_Exercise brief_: Repeat every record below exactly, but leave out any pictures.
>> begin
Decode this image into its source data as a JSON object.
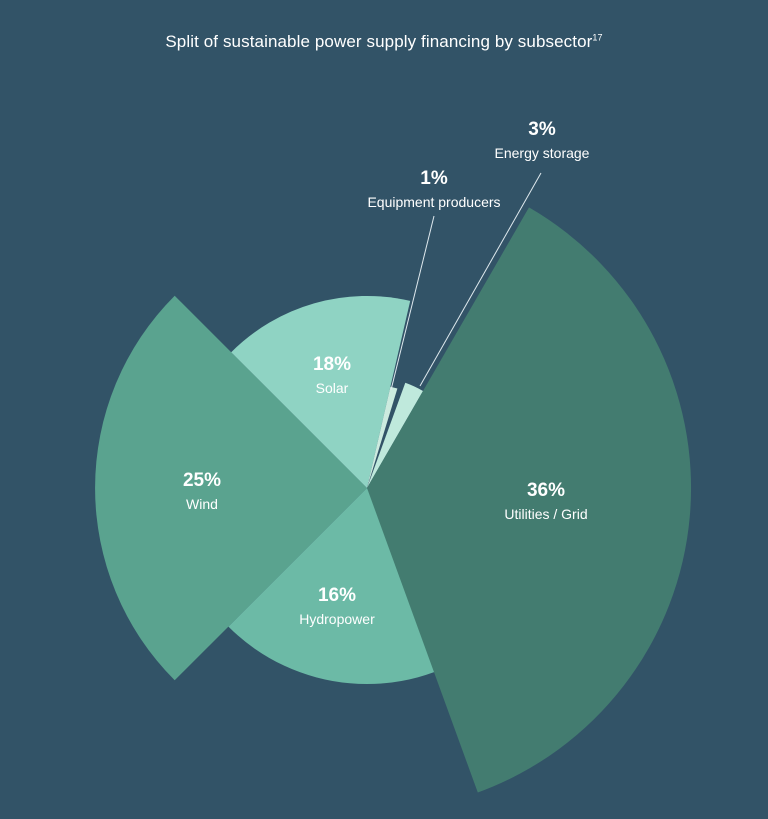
{
  "title": "Split of sustainable power supply financing by subsector",
  "title_note": "17",
  "colors": {
    "background": "#325367",
    "wind": "#5aa38f",
    "solar": "#8fd3c3",
    "equipment_producers": "#ccebdf",
    "energy_storage": "#bfe9dc",
    "utilities_grid": "#437c70",
    "hydropower": "#6cbaa6",
    "leader_line": "#dfe9ee"
  },
  "chart_data": {
    "type": "pie",
    "variant": "variable-radius pie (rose)",
    "unit": "%",
    "slices": [
      {
        "label": "Solar",
        "value": 18,
        "value_label": "18%",
        "color": "#8fd3c3"
      },
      {
        "label": "Equipment producers",
        "value": 1,
        "value_label": "1%",
        "color": "#ccebdf"
      },
      {
        "label": "Energy storage",
        "value": 3,
        "value_label": "3%",
        "color": "#bfe9dc"
      },
      {
        "label": "Utilities / Grid",
        "value": 36,
        "value_label": "36%",
        "color": "#437c70"
      },
      {
        "label": "Hydropower",
        "value": 16,
        "value_label": "16%",
        "color": "#6cbaa6"
      },
      {
        "label": "Wind",
        "value": 25,
        "value_label": "25%",
        "color": "#5aa38f"
      }
    ]
  }
}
>> end
_Exercise solution_:
Decode this image into its source data as a JSON object.
{
  "title": "Split of sustainable power supply financing by subsector",
  "title_note": "17",
  "colors": {
    "background": "#325367",
    "wind": "#5aa38f",
    "solar": "#8fd3c3",
    "equipment_producers": "#ccebdf",
    "energy_storage": "#bfe9dc",
    "utilities_grid": "#437c70",
    "hydropower": "#6cbaa6",
    "leader_line": "#dfe9ee"
  },
  "chart_data": {
    "type": "pie",
    "variant": "variable-radius pie (rose)",
    "unit": "%",
    "slices": [
      {
        "label": "Solar",
        "value": 18,
        "value_label": "18%",
        "color": "#8fd3c3"
      },
      {
        "label": "Equipment producers",
        "value": 1,
        "value_label": "1%",
        "color": "#ccebdf"
      },
      {
        "label": "Energy storage",
        "value": 3,
        "value_label": "3%",
        "color": "#bfe9dc"
      },
      {
        "label": "Utilities / Grid",
        "value": 36,
        "value_label": "36%",
        "color": "#437c70"
      },
      {
        "label": "Hydropower",
        "value": 16,
        "value_label": "16%",
        "color": "#6cbaa6"
      },
      {
        "label": "Wind",
        "value": 25,
        "value_label": "25%",
        "color": "#5aa38f"
      }
    ]
  }
}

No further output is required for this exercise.